*Set problem*
Make an exact copy of the entries below with the pictures removed.

*Dataset rows*
↓↓↓

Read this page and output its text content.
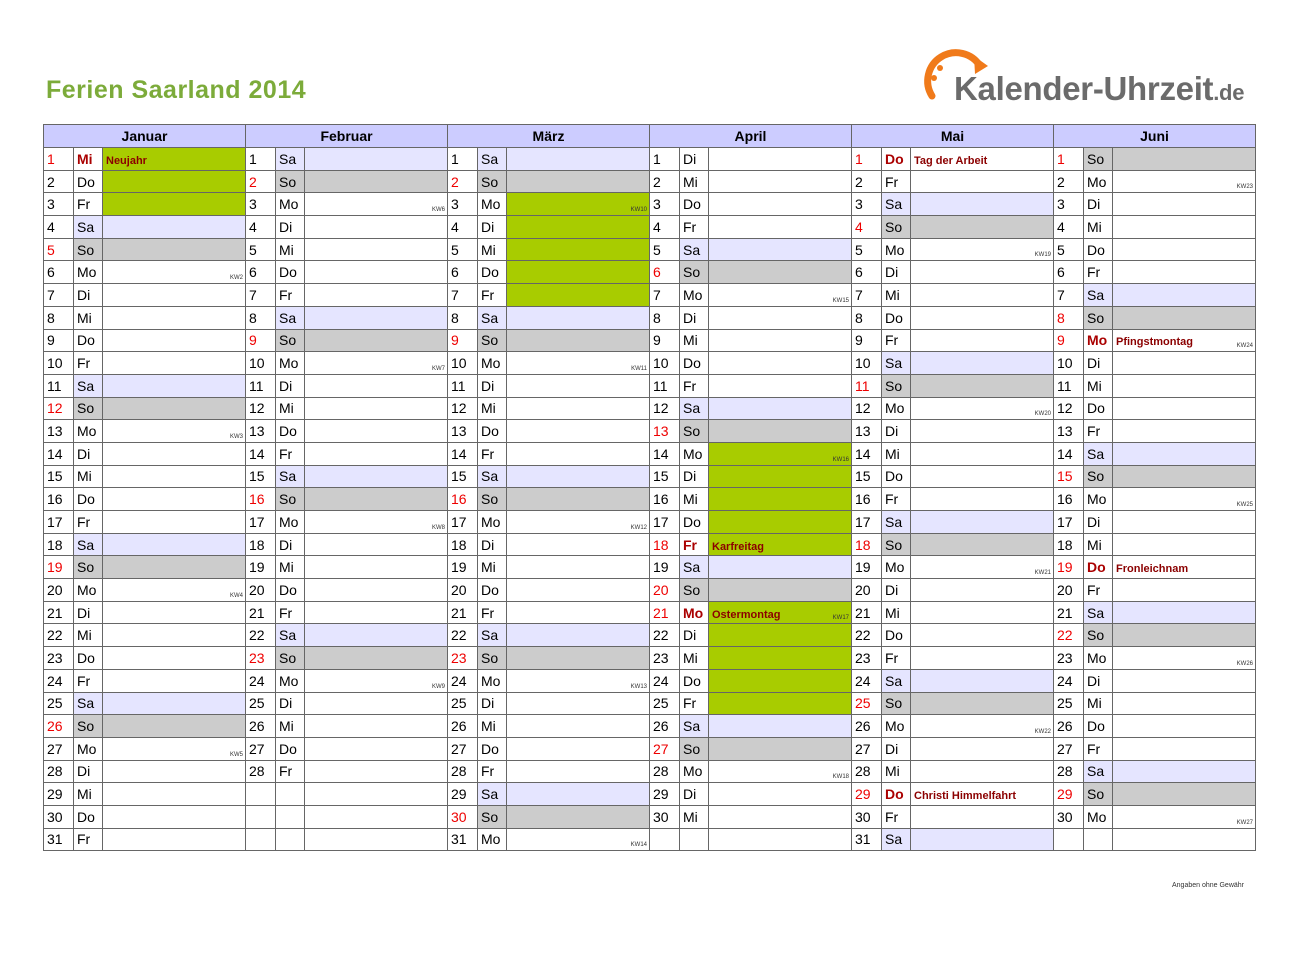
Ferien Saarland 2014	Kalender-Uhrzeit.de
Januar			Februar			März			April			Mai			Juni		
1	Mi	Neujahr	1	Sa		1	Sa		1	Di		1	Do	Tag der Arbeit	1	So	
2	Do		2	So		2	So		2	Mi		2	Fr		2	Mo	KW23

3	Fr		3	Mo	KW6	3	Mo	KW10	3	Do		3	Sa		3	Di	
4	Sa		4	Di		4	Di		4	Fr		4	So		4	Mi	
5	So		5	Mi		5	Mi		5	Sa		5	Mo	KW19	5	Do	
6	Mo	KW2	6	Do		6	Do		6	So		6	Di		6	Fr	
7	Di		7	Fr		7	Fr		7	Mo	KW15	7	Mi		7	Sa	
8	Mi		8	Sa		8	Sa		8	Di		8	Do		8	So	
9	Do		9	So		9	So		9	Mi		9	Fr		9	Mo	Pfingstmontag KW24

10	Fr		10	Mo	KW7	10	Mo	KW11	10	Do		10	Sa		10	Di	
11	Sa		11	Di		11	Di		11	Fr		11	So		11	Mi	
12	So		12	Mi		12	Mi		12	Sa		12	Mo	KW20	12	Do	
13	Mo	KW3	13	Do		13	Do		13	So		13	Di		13	Fr	
14	Di		14	Fr		14	Fr		14	Mo	KW16	14	Mi		14	Sa	
15	Mi		15	Sa		15	Sa		15	Di		15	Do		15	So	
16	Do		16	So		16	So		16	Mi		16	Fr		16	Mo	KW25

17	Fr		17	Mo	KW8	17	Mo	KW12	17	Do		17	Sa		17	Di	
18	Sa		18	Di		18	Di		18	Fr	Karfreitag	18	So		18	Mi	
19	So		19	Mi		19	Mi		19	Sa		19	Mo	KW21	19	Do	Fronleichnam
20	Mo	KW4	20	Do		20	Do		20	So		20	Di		20	Fr	
21	Di		21	Fr		21	Fr		21	Mo	Ostermontag KW17	21	Mi		21	Sa	
22	Mi		22	Sa		22	Sa		22	Di		22	Do		22	So	
23	Do		23	So		23	So		23	Mi		23	Fr		23	Mo	KW26

24	Fr		24	Mo	KW9	24	Mo	KW13	24	Do		24	Sa		24	Di	
25	Sa		25	Di		25	Di		25	Fr		25	So		25	Mi	
26	So		26	Mi		26	Mi		26	Sa		26	Mo	KW22	26	Do	
27	Mo	KW5	27	Do		27	Do		27	So		27	Di		27	Fr	
28	Di		28	Fr		28	Fr		28	Mo	KW18	28	Mi		28	Sa	
29	Mi					29	Sa		29	Di		29	Do	Christi Himmelfahrt	29	So	
30	Do					30	So		30	Mi		30	Fr		30	Mo	KW27

31	Fr					31	Mo	KW14				31	Sa				
Angaben ohne Gewähr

↑↑↑

*Reply to the exercise*
Read this page and output its text content.
Ferien Saarland 2014	Kalender-Uhrzeit.de
Januar			Februar			März			April			Mai			Juni		
1	Mi	Neujahr	1	Sa		1	Sa		1	Di		1	Do	Tag der Arbeit	1	So	
2	Do		2	So		2	So		2	Mi		2	Fr		2	Mo	KW23

3	Fr		3	Mo	KW6	3	Mo	KW10	3	Do		3	Sa		3	Di	
4	Sa		4	Di		4	Di		4	Fr		4	So		4	Mi	
5	So		5	Mi		5	Mi		5	Sa		5	Mo	KW19	5	Do	
6	Mo	KW2	6	Do		6	Do		6	So		6	Di		6	Fr	
7	Di		7	Fr		7	Fr		7	Mo	KW15	7	Mi		7	Sa	
8	Mi		8	Sa		8	Sa		8	Di		8	Do		8	So	
9	Do		9	So		9	So		9	Mi		9	Fr		9	Mo	Pfingstmontag KW24

10	Fr		10	Mo	KW7	10	Mo	KW11	10	Do		10	Sa		10	Di	
11	Sa		11	Di		11	Di		11	Fr		11	So		11	Mi	
12	So		12	Mi		12	Mi		12	Sa		12	Mo	KW20	12	Do	
13	Mo	KW3	13	Do		13	Do		13	So		13	Di		13	Fr	
14	Di		14	Fr		14	Fr		14	Mo	KW16	14	Mi		14	Sa	
15	Mi		15	Sa		15	Sa		15	Di		15	Do		15	So	
16	Do		16	So		16	So		16	Mi		16	Fr		16	Mo	KW25

17	Fr		17	Mo	KW8	17	Mo	KW12	17	Do		17	Sa		17	Di	
18	Sa		18	Di		18	Di		18	Fr	Karfreitag	18	So		18	Mi	
19	So		19	Mi		19	Mi		19	Sa		19	Mo	KW21	19	Do	Fronleichnam
20	Mo	KW4	20	Do		20	Do		20	So		20	Di		20	Fr	
21	Di		21	Fr		21	Fr		21	Mo	Ostermontag KW17	21	Mi		21	Sa	
22	Mi		22	Sa		22	Sa		22	Di		22	Do		22	So	
23	Do		23	So		23	So		23	Mi		23	Fr		23	Mo	KW26

24	Fr		24	Mo	KW9	24	Mo	KW13	24	Do		24	Sa		24	Di	
25	Sa		25	Di		25	Di		25	Fr		25	So		25	Mi	
26	So		26	Mi		26	Mi		26	Sa		26	Mo	KW22	26	Do	
27	Mo	KW5	27	Do		27	Do		27	So		27	Di		27	Fr	
28	Di		28	Fr		28	Fr		28	Mo	KW18	28	Mi		28	Sa	
29	Mi					29	Sa		29	Di		29	Do	Christi Himmelfahrt	29	So	
30	Do					30	So		30	Mi		30	Fr		30	Mo	KW27

31	Fr					31	Mo	KW14				31	Sa				
Angaben ohne Gewähr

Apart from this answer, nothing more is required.